Text segment below:
Easy Steps to Apply for a Small Business Loan

All about Small business loansBusiness loans are leverage to help your company grow. You can expand in ways otherwise not possible. Business lines of credit improve your cash flow to meet expenses and pounce on opportunities. Meanwhile, equipment financing boosts productivity to meet customer demand.

There are common questions to ask before applying for any business loan. Your chances of approval and ROI will improve with a basic checklist. Being realistic and organized also saves time, which is your most precious asset.
Here is a business loan checklist to consider:

Have Documentation Ready:

Organizing your financials is important for loans or otherwise. A periodic review of your statements gives insight to make informed decisions.
End of Text segment.
Data to examine below:
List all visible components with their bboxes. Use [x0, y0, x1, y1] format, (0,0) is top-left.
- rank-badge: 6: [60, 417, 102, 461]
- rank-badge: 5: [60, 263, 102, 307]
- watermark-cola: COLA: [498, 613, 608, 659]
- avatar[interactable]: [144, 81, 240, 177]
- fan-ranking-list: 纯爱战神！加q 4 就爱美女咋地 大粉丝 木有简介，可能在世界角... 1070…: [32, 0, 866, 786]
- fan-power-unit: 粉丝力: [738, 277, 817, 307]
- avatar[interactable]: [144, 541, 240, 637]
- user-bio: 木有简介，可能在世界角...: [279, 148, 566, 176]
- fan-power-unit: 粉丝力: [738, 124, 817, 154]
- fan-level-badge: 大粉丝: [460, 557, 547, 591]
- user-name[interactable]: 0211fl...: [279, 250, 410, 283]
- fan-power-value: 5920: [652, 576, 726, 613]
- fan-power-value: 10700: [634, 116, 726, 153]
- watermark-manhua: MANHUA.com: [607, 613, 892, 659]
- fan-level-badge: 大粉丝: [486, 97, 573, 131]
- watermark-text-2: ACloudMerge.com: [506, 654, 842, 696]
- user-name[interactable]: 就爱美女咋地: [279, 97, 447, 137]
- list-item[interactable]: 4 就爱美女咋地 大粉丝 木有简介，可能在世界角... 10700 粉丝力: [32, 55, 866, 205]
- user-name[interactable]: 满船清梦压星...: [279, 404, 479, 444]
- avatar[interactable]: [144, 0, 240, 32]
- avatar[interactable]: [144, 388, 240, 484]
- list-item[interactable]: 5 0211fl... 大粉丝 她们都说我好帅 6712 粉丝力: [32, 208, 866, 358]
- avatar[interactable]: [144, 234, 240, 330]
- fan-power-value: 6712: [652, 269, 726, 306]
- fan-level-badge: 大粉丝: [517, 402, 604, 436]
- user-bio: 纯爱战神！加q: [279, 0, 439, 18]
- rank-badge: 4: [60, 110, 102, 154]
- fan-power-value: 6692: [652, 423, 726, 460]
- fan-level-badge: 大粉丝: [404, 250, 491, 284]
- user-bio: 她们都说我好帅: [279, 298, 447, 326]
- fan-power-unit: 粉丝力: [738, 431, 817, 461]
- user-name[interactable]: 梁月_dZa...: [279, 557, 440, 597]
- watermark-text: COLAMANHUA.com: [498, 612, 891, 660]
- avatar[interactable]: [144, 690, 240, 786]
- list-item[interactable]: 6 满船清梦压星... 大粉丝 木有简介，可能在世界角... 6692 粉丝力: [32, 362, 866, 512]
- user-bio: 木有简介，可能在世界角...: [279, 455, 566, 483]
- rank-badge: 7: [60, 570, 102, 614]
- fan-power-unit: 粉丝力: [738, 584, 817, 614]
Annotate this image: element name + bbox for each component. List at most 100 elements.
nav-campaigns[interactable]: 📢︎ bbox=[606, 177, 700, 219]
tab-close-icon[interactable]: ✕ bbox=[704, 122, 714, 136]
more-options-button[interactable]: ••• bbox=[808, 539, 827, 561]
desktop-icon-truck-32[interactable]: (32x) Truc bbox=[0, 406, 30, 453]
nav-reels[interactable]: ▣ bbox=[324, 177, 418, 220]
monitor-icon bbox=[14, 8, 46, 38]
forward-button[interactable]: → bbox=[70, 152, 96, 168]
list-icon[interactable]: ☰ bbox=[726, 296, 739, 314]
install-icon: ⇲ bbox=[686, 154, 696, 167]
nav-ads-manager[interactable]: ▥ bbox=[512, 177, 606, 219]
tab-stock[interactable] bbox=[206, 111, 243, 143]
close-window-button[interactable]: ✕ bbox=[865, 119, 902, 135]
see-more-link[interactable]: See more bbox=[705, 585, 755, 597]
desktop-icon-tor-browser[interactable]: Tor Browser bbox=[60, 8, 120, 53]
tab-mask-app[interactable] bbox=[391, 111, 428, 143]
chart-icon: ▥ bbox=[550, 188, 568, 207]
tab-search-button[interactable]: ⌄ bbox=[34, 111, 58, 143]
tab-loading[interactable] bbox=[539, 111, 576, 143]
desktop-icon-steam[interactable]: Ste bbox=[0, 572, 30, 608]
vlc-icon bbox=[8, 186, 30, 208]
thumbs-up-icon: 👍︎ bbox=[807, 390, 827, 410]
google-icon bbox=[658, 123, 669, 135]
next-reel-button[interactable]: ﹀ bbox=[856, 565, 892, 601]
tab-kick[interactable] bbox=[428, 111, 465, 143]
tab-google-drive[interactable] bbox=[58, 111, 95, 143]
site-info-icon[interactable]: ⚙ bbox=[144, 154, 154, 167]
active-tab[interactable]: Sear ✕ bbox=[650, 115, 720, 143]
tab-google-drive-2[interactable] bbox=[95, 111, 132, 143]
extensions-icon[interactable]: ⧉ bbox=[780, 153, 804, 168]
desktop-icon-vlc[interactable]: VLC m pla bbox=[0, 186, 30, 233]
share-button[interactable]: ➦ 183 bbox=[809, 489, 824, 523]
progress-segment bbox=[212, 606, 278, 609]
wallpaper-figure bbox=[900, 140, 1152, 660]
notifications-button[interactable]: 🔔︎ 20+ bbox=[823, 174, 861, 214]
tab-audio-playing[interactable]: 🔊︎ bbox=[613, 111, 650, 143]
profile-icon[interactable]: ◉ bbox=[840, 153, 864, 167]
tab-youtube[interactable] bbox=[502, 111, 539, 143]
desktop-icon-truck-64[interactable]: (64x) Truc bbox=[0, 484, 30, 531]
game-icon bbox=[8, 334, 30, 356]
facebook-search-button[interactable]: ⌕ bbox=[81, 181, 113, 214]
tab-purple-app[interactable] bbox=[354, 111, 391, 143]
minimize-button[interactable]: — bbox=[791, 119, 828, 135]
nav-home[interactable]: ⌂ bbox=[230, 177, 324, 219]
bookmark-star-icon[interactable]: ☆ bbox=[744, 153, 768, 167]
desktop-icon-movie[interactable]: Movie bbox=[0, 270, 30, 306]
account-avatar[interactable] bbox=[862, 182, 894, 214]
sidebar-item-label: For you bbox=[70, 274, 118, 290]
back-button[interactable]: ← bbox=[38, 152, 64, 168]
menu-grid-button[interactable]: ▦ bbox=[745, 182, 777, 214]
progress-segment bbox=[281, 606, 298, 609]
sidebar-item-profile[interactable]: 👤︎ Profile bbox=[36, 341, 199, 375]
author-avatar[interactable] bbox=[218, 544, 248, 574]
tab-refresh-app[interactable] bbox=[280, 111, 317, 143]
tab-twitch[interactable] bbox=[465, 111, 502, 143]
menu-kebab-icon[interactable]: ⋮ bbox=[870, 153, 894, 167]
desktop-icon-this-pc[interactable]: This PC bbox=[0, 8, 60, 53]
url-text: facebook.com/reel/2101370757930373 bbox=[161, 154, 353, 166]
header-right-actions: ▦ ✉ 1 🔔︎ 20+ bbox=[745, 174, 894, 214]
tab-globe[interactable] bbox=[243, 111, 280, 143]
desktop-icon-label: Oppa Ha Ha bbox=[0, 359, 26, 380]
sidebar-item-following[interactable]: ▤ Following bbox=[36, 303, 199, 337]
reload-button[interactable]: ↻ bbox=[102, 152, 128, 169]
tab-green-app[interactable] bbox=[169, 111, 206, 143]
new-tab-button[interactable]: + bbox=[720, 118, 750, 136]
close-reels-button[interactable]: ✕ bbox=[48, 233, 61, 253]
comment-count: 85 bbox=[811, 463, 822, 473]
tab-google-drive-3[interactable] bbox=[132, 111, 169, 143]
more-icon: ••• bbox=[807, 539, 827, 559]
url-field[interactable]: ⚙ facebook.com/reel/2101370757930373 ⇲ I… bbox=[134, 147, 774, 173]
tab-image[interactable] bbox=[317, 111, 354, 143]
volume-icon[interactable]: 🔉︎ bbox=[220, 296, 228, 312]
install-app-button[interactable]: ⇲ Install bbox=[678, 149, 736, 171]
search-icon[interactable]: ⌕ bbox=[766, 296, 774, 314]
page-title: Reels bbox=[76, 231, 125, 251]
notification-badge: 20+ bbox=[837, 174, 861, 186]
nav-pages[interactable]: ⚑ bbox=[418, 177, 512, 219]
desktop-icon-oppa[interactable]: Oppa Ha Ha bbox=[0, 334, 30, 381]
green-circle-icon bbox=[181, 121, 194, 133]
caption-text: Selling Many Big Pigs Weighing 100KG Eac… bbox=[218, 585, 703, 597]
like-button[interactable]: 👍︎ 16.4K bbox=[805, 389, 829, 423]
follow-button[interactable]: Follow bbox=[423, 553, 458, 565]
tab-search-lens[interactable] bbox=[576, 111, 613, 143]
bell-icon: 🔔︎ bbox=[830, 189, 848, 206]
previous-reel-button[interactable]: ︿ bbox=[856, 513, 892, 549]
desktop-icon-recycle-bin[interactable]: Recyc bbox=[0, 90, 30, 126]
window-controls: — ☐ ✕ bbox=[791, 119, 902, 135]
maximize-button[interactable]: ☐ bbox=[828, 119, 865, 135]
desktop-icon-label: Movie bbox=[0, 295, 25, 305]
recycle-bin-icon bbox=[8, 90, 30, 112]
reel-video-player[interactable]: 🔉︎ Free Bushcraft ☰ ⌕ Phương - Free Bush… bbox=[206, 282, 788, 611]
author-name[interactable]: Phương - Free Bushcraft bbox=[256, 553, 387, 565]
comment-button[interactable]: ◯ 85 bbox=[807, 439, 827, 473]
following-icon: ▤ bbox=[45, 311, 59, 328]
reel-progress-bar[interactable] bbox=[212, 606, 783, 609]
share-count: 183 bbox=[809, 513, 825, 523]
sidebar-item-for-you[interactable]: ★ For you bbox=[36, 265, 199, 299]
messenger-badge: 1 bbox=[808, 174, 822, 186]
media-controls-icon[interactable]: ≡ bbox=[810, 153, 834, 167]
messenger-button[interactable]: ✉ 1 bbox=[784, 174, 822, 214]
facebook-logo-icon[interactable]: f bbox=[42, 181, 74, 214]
End of Data to examine.
Task set:
a: Reproduce the part of the small business loan text between "There are common" and "make informed decisions.", inclusive.
b: Continue the small business loan text from the point where it ends.
The items come from a different source than the text about small business loans.

Your responses:
a:
There are common questions to ask before applying for any business loan. Your chances of approval and ROI will improve with a basic checklist. Being realistic and organized also saves time, which is your most precious asset.
Here is a business loan checklist to consider:

Have Documentation Ready:

Organizing your financials is important for loans or otherwise. A periodic review of your statements gives insight to make informed decisions.

b:
Assume that business lenders will ask for the following:

  • Previous 2 years of Business and Personal Tax Returns
  • 6 months of Bank Statements
  • Current Income Statement
  • Balance Sheet
  • Business and Personal Credit Checks

Best Practice: Ask upfront what paperwork is needed. Providing excess paperwork can slow turnarounds and raise questions. However, having docs ready often has the opposite effect.

Connection between loan and financial review: A restaurant may notice that capital equipment no longer has useful life, in accounting terms. The loss of a write-off (depreciation expense) plus the need to make more food may show the need for equipment loans.

Similarly, youmay notice that a single company accounts for most of A/R. To improve cash flow, you may apply for a business line of credit and renegotiate terms with the client.

Understand the Lending Criteria Upfront:

You can spare time, fees and frustration by knowing what is needed to qualify.At minimum, get a sense of how likely it is your loan will be approved. If you’re a startup and 2 years of business tax returns are required, simply ask about alternatives. A good loan officer will refer you to other lenders who can help.

Be Realistic and Know Your Strengths:

What makes your business a strong loan candidate? Think in tangible terms of what can be documented and proved.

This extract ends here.